Goal: Every line of the material below must be repeated exactly.

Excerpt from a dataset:
- - - - - - -

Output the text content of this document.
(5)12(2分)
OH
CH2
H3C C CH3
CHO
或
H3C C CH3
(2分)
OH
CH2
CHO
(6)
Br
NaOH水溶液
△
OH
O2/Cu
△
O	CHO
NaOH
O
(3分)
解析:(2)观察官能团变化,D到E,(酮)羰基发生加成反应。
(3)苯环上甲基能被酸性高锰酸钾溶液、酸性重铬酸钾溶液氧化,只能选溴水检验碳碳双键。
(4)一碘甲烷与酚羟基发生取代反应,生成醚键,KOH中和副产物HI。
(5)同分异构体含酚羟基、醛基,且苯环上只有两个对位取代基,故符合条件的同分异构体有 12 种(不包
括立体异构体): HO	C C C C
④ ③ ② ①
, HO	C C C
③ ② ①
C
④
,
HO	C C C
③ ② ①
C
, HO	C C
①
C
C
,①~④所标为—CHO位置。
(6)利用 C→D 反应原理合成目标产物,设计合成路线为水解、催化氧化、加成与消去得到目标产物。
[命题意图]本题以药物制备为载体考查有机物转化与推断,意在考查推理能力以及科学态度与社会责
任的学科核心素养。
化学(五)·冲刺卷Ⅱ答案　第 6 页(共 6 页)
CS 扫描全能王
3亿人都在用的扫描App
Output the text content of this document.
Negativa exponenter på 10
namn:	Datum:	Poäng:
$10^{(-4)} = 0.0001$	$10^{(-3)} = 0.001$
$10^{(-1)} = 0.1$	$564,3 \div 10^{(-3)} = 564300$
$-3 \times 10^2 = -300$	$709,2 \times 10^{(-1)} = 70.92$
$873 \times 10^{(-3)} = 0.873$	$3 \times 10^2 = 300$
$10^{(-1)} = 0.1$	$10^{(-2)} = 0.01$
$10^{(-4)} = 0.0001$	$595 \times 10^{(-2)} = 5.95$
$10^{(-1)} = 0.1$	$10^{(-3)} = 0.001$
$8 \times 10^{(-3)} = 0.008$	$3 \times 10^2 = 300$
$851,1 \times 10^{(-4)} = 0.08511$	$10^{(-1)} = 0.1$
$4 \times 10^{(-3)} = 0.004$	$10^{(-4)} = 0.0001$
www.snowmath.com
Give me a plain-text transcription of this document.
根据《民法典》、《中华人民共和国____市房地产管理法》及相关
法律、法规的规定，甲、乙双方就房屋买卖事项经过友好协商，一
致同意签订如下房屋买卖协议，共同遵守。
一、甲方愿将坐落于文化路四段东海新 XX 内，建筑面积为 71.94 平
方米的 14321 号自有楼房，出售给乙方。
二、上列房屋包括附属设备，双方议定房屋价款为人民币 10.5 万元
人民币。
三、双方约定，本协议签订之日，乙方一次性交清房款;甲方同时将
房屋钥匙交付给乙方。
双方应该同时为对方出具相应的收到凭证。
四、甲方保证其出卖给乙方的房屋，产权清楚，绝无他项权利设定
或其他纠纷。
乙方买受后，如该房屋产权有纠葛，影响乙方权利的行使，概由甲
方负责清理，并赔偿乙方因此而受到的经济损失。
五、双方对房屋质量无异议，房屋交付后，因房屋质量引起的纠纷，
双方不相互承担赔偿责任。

- - - - - - -

Exercise answer:
Output the text content of this document.
(5)12(2分)
OH
CH2
H3C C CH3
CHO
或
H3C C CH3
(2分)
OH
CH2
CHO
(6)
Br
NaOH水溶液
△
OH
O2/Cu
△
O	CHO
NaOH
O
(3分)
解析:(2)观察官能团变化,D到E,(酮)羰基发生加成反应。
(3)苯环上甲基能被酸性高锰酸钾溶液、酸性重铬酸钾溶液氧化,只能选溴水检验碳碳双键。
(4)一碘甲烷与酚羟基发生取代反应,生成醚键,KOH中和副产物HI。
(5)同分异构体含酚羟基、醛基,且苯环上只有两个对位取代基,故符合条件的同分异构体有 12 种(不包
括立体异构体): HO	C C C C
④ ③ ② ①
, HO	C C C
③ ② ①
C
④
,
HO	C C C
③ ② ①
C
, HO	C C
①
C
C
,①~④所标为—CHO位置。
(6)利用 C→D 反应原理合成目标产物,设计合成路线为水解、催化氧化、加成与消去得到目标产物。
[命题意图]本题以药物制备为载体考查有机物转化与推断,意在考查推理能力以及科学态度与社会责
任的学科核心素养。
化学(五)·冲刺卷Ⅱ答案　第 6 页(共 6 页)
CS 扫描全能王
3亿人都在用的扫描App
Output the text content of this document.
Negativa exponenter på 10
namn:	Datum:	Poäng:
$10^{(-4)} = 0.0001$	$10^{(-3)} = 0.001$
$10^{(-1)} = 0.1$	$564,3 \div 10^{(-3)} = 564300$
$-3 \times 10^2 = -300$	$709,2 \times 10^{(-1)} = 70.92$
$873 \times 10^{(-3)} = 0.873$	$3 \times 10^2 = 300$
$10^{(-1)} = 0.1$	$10^{(-2)} = 0.01$
$10^{(-4)} = 0.0001$	$595 \times 10^{(-2)} = 5.95$
$10^{(-1)} = 0.1$	$10^{(-3)} = 0.001$
$8 \times 10^{(-3)} = 0.008$	$3 \times 10^2 = 300$
$851,1 \times 10^{(-4)} = 0.08511$	$10^{(-1)} = 0.1$
$4 \times 10^{(-3)} = 0.004$	$10^{(-4)} = 0.0001$
www.snowmath.com
Give me a plain-text transcription of this document.
根据《民法典》、《中华人民共和国____市房地产管理法》及相关
法律、法规的规定，甲、乙双方就房屋买卖事项经过友好协商，一
致同意签订如下房屋买卖协议，共同遵守。
一、甲方愿将坐落于文化路四段东海新 XX 内，建筑面积为 71.94 平
方米的 14321 号自有楼房，出售给乙方。
二、上列房屋包括附属设备，双方议定房屋价款为人民币 10.5 万元
人民币。
三、双方约定，本协议签订之日，乙方一次性交清房款;甲方同时将
房屋钥匙交付给乙方。
双方应该同时为对方出具相应的收到凭证。
四、甲方保证其出卖给乙方的房屋，产权清楚，绝无他项权利设定
或其他纠纷。
乙方买受后，如该房屋产权有纠葛，影响乙方权利的行使，概由甲
方负责清理，并赔偿乙方因此而受到的经济损失。
五、双方对房屋质量无异议，房屋交付后，因房屋质量引起的纠纷，
双方不相互承担赔偿责任。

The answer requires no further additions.